## begin Data provided

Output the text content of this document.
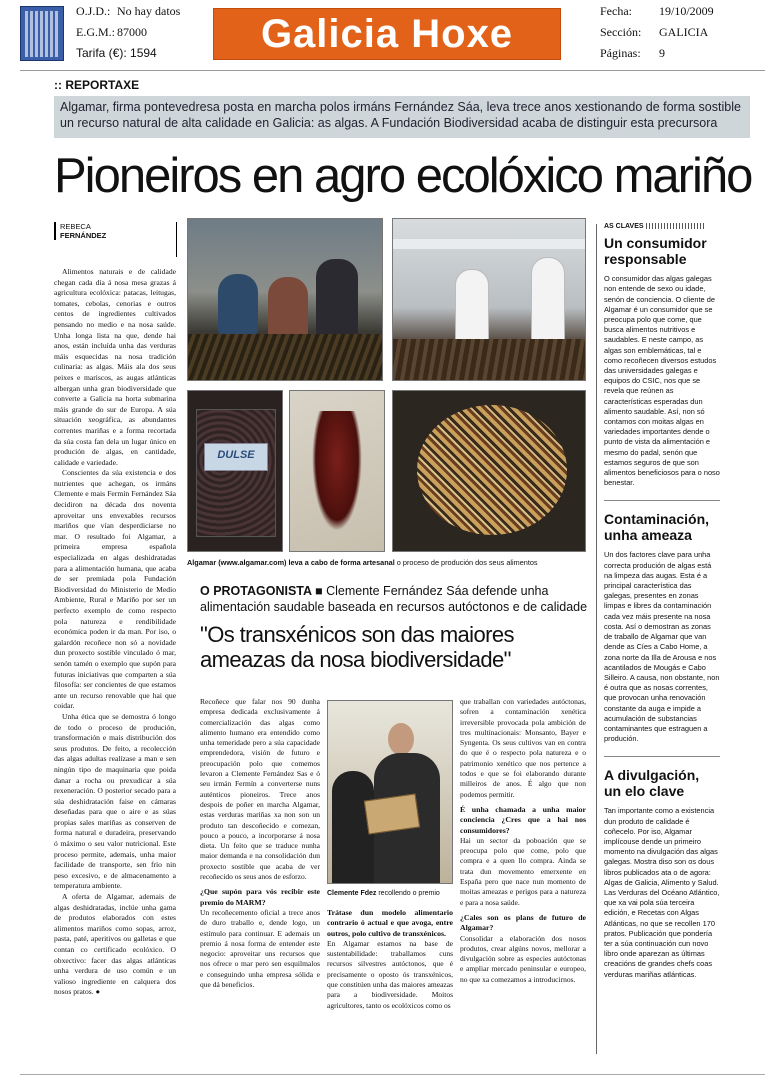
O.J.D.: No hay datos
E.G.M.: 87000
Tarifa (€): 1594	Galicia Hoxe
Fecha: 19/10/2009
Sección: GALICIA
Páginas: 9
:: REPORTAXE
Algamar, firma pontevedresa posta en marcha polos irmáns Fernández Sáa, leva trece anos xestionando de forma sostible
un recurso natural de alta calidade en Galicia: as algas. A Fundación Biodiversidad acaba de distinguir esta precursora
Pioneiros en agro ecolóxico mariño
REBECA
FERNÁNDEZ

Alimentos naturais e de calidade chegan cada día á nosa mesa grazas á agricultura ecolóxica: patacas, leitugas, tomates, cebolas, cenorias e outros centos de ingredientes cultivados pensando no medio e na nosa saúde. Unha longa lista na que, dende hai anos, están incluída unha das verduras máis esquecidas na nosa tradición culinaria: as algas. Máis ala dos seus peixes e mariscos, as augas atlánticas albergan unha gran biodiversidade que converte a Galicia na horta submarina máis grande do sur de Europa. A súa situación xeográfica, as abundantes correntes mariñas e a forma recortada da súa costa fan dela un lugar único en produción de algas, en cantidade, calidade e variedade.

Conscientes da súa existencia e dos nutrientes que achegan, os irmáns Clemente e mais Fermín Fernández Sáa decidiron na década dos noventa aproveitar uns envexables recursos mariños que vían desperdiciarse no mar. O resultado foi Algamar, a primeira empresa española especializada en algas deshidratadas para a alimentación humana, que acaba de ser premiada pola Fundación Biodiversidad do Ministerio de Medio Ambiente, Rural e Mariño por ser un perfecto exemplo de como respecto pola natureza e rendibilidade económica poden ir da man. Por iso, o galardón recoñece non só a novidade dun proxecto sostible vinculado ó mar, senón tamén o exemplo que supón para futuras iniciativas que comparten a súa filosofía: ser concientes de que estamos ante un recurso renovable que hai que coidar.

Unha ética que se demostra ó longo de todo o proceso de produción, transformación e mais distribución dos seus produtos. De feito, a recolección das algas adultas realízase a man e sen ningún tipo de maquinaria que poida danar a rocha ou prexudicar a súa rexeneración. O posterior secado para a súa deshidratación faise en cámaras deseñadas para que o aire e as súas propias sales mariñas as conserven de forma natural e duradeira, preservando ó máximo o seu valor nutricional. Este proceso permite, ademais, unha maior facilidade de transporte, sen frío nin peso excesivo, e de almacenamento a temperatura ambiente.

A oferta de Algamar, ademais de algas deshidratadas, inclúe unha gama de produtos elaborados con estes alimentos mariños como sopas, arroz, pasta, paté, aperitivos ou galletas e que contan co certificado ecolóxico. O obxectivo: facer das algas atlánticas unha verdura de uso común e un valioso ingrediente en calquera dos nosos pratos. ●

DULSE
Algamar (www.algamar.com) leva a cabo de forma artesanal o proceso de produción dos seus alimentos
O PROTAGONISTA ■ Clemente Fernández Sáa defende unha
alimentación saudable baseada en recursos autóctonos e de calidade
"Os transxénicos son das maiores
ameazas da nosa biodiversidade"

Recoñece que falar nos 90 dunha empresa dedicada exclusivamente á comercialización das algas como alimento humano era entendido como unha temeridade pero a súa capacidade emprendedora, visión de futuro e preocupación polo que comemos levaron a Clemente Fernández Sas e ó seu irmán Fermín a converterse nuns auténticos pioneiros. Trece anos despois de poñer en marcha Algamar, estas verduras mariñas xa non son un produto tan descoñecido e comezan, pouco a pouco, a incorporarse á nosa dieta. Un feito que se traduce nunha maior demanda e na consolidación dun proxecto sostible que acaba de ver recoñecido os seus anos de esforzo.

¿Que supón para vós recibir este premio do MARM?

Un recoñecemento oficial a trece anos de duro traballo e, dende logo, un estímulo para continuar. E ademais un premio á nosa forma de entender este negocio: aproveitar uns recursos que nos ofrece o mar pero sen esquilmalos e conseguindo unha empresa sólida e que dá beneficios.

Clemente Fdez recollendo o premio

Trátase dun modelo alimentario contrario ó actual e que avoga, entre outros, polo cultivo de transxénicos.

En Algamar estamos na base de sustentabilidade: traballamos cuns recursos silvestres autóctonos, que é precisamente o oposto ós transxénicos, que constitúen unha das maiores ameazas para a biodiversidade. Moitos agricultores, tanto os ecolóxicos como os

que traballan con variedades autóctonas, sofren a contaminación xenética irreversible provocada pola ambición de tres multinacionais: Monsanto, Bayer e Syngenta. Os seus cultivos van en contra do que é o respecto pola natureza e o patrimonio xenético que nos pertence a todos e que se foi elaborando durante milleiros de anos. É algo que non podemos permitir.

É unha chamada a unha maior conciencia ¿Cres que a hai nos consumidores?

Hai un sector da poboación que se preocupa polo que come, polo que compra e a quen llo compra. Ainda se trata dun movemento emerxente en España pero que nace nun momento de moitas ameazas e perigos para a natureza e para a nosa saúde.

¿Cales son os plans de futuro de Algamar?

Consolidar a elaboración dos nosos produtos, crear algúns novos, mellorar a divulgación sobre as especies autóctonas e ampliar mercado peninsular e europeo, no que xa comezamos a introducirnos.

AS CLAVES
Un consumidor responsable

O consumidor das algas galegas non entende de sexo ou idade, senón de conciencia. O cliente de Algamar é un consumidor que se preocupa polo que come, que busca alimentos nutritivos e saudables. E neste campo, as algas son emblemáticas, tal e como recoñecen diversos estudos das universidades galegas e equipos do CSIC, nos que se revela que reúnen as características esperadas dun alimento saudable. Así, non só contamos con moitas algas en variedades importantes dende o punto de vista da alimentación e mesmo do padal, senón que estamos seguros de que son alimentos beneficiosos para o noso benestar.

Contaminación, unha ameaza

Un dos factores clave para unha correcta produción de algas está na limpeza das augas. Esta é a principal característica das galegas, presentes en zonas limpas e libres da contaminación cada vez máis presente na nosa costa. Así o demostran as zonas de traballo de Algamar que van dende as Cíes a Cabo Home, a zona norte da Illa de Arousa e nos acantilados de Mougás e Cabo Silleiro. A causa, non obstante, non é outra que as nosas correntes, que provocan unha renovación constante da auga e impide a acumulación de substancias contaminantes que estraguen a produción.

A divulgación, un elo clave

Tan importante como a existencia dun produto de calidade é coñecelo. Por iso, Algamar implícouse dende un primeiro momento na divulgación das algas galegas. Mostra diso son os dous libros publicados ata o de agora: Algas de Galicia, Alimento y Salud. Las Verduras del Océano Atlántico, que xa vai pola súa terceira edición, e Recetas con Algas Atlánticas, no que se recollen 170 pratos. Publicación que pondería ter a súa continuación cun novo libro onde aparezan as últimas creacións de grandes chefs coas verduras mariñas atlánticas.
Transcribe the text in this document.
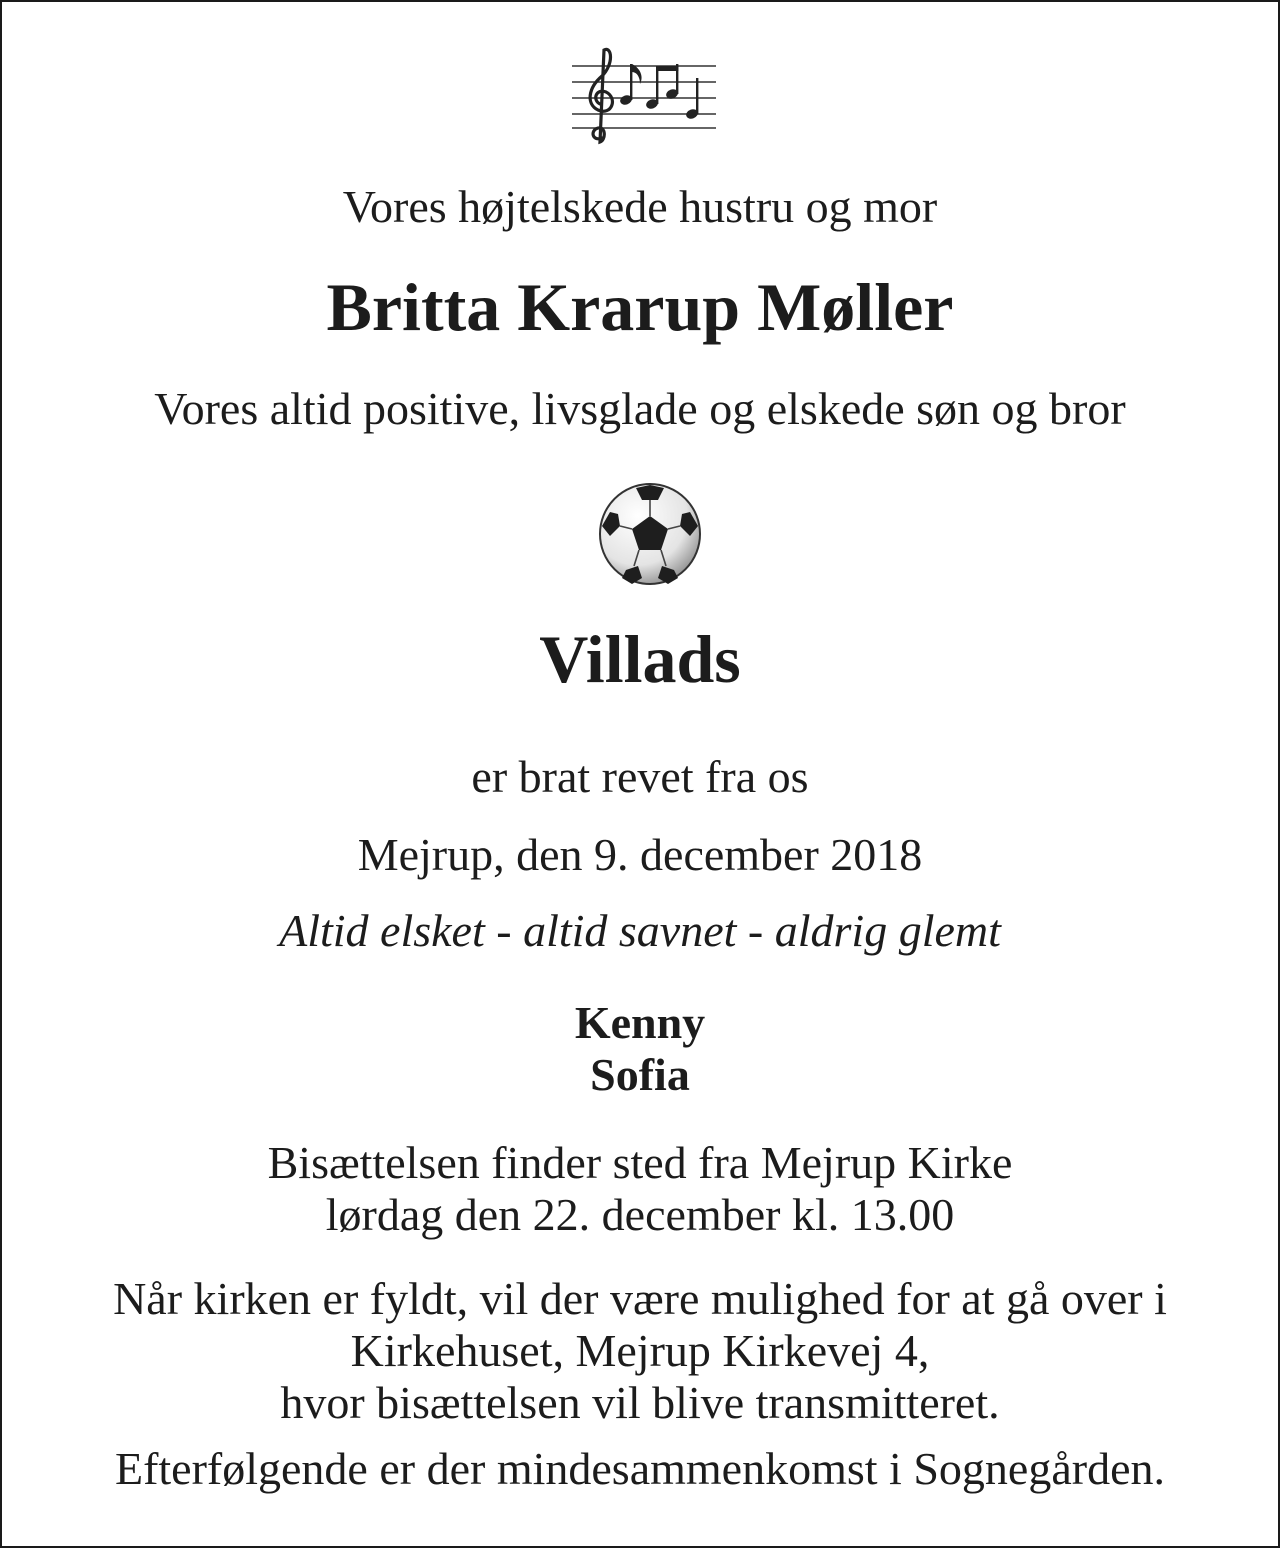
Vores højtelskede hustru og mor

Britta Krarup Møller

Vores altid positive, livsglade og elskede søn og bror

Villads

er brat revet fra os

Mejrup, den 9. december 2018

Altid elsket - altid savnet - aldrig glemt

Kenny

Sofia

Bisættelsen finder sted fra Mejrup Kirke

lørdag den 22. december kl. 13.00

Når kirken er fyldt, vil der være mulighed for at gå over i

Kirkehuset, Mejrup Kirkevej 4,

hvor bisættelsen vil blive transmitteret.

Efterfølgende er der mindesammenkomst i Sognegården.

## end Data provided

▸ **Stated exercise**
Show the lines where the word "december" appears in the entries.

▸ **Solution for this task**
Mejrup, den 9. december 2018
lørdag den 22. december kl. 13.00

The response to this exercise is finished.